Data excerpts
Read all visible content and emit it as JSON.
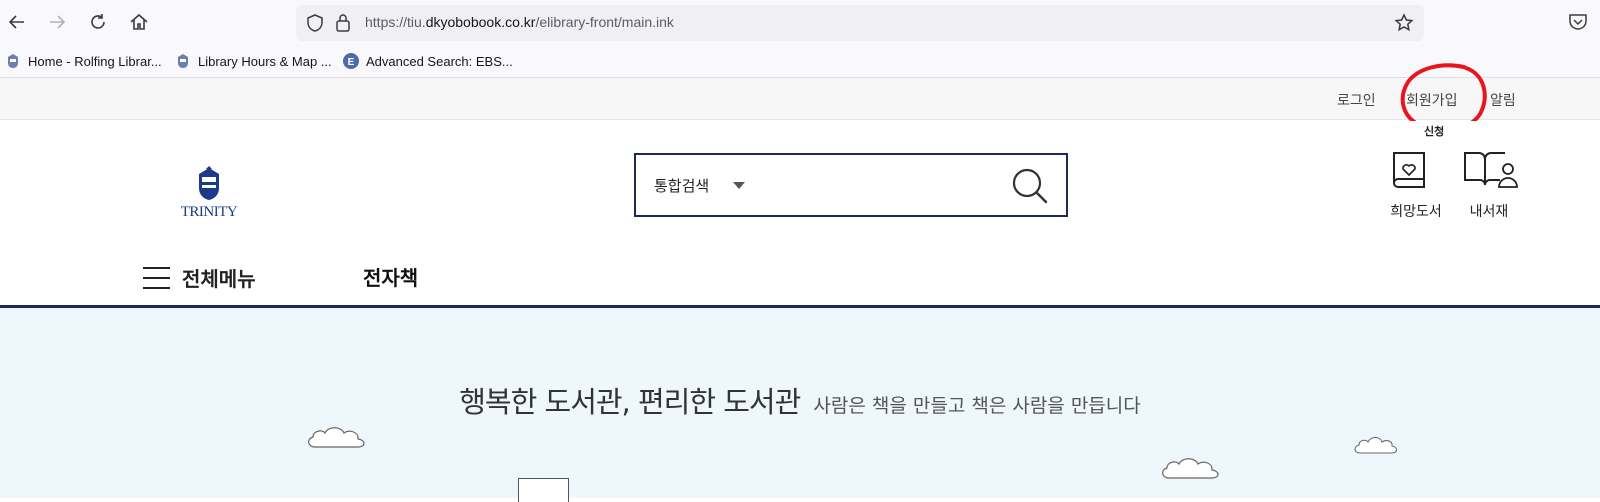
{
  "browser": {
    "url_prefix": "https://tiu.",
    "url_domain": "dkyobobook.co.kr",
    "url_path": "/elibrary-front/main.ink",
    "bookmarks": [
      {
        "label": "Home - Rolfing Librar..."
      },
      {
        "label": "Library Hours & Map ..."
      },
      {
        "label": "Advanced Search: EBS..."
      }
    ]
  },
  "util_nav": {
    "login": "로그인",
    "signup": "회원가입",
    "notifications": "알림"
  },
  "logo": {
    "text": "TRINITY"
  },
  "search": {
    "scope": "통합검색"
  },
  "quick_links": [
    {
      "label": "희망도서",
      "badge": "신청"
    },
    {
      "label": "내서재"
    }
  ],
  "nav": {
    "menu_label": "전체메뉴",
    "ebook_label": "전자책"
  },
  "hero": {
    "title": "행복한 도서관, 편리한 도서관",
    "subtitle": "사람은 책을 만들고 책은 사람을 만듭니다"
  }
}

*WORK REQUIRED*:
Quote each line of the listing exactly, but leave the pictures out.

*ANSWER BELOW*:
Read all visible content and emit it as JSON.
{
  "browser": {
    "url_prefix": "https://tiu.",
    "url_domain": "dkyobobook.co.kr",
    "url_path": "/elibrary-front/main.ink",
    "bookmarks": [
      {
        "label": "Home - Rolfing Librar..."
      },
      {
        "label": "Library Hours & Map ..."
      },
      {
        "label": "Advanced Search: EBS..."
      }
    ]
  },
  "util_nav": {
    "login": "로그인",
    "signup": "회원가입",
    "notifications": "알림"
  },
  "logo": {
    "text": "TRINITY"
  },
  "search": {
    "scope": "통합검색"
  },
  "quick_links": [
    {
      "label": "희망도서",
      "badge": "신청"
    },
    {
      "label": "내서재"
    }
  ],
  "nav": {
    "menu_label": "전체메뉴",
    "ebook_label": "전자책"
  },
  "hero": {
    "title": "행복한 도서관, 편리한 도서관",
    "subtitle": "사람은 책을 만들고 책은 사람을 만듭니다"
  }
}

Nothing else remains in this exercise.